Extracted records:
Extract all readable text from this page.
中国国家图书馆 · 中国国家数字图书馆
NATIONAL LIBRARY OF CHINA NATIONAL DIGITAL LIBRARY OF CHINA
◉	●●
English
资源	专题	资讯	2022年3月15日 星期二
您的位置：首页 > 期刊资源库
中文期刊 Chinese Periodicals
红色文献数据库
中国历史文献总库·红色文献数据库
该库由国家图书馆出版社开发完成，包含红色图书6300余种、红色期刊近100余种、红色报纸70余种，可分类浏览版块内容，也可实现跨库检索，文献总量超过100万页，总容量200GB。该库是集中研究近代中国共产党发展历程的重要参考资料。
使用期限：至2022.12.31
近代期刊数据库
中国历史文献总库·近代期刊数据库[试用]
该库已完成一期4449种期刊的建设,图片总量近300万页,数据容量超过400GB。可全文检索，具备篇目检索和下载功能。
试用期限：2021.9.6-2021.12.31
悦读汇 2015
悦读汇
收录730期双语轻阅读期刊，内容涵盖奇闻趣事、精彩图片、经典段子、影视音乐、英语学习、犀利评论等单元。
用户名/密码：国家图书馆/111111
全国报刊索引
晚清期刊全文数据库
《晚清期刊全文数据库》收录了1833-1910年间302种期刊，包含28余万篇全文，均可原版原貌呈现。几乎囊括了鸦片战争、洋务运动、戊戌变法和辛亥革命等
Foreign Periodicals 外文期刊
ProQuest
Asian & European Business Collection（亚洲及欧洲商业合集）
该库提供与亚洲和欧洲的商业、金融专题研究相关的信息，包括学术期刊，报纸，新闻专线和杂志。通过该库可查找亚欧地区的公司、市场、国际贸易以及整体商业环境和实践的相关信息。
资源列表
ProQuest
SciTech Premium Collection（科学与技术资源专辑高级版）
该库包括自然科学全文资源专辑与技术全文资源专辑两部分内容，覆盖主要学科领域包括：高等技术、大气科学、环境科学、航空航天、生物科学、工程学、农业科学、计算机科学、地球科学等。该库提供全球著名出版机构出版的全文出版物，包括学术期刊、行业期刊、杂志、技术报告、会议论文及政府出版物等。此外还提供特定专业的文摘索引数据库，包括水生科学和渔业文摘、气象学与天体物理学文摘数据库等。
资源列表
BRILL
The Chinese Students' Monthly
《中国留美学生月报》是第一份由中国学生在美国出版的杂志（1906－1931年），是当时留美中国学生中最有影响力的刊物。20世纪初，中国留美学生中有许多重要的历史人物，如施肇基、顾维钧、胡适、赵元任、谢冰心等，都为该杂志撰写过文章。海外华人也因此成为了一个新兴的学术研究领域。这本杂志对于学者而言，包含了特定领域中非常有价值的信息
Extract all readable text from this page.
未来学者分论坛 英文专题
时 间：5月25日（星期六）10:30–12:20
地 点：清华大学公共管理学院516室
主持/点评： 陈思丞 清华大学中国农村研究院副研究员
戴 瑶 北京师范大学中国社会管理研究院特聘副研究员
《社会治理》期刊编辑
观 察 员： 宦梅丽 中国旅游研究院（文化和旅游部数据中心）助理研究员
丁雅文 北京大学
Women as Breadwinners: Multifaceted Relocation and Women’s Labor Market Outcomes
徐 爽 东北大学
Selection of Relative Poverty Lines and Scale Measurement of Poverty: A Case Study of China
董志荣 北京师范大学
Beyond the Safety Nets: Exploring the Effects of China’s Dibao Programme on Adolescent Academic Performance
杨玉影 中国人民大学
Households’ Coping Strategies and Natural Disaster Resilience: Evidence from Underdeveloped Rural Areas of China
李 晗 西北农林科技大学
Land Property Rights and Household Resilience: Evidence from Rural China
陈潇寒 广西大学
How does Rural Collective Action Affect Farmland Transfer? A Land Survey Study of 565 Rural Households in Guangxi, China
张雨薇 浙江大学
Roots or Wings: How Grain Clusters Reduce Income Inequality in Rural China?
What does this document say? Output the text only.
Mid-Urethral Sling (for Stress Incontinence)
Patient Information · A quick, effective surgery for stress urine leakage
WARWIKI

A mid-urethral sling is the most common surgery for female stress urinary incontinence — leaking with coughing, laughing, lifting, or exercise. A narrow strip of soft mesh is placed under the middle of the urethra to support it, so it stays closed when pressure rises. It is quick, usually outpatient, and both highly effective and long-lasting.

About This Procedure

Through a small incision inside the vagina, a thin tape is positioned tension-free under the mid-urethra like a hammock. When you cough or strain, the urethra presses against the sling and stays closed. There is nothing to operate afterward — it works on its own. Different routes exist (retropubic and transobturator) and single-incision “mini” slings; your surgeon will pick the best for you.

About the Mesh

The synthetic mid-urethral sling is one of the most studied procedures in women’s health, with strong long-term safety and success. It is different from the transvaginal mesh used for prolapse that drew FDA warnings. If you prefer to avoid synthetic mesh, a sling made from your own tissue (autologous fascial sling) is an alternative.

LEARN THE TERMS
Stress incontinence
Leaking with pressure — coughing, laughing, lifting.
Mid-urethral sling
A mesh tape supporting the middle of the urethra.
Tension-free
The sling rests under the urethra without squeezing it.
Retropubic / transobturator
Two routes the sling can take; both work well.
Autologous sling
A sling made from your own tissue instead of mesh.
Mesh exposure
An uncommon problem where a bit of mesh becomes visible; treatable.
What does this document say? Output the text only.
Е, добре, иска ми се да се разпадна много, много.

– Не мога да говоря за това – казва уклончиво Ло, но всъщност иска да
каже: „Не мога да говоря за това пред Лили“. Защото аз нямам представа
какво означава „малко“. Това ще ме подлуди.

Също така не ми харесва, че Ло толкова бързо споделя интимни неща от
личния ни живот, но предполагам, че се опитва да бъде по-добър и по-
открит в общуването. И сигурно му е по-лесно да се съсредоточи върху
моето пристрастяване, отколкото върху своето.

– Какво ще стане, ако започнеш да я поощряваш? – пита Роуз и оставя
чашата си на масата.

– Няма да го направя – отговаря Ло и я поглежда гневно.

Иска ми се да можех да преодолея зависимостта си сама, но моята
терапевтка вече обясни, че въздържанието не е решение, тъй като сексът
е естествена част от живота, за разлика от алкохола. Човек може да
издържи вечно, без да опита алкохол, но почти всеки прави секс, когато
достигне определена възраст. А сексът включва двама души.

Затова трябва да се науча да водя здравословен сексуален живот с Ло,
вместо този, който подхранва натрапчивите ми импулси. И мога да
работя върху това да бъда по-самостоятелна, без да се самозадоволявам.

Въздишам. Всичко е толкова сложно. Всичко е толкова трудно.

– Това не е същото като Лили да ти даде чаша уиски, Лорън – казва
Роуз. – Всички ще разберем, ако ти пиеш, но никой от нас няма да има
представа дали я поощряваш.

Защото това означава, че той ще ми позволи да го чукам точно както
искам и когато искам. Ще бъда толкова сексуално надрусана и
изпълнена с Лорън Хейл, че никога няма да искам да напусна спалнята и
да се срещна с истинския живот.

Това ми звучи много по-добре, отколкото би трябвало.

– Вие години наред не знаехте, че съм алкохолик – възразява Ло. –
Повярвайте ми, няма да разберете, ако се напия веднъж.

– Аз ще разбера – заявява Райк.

- GOAL -
Determine the number of lines in the records that include the string "Collection", and respond with that number only.

- ANSWER TO THIS PROBLEM -
2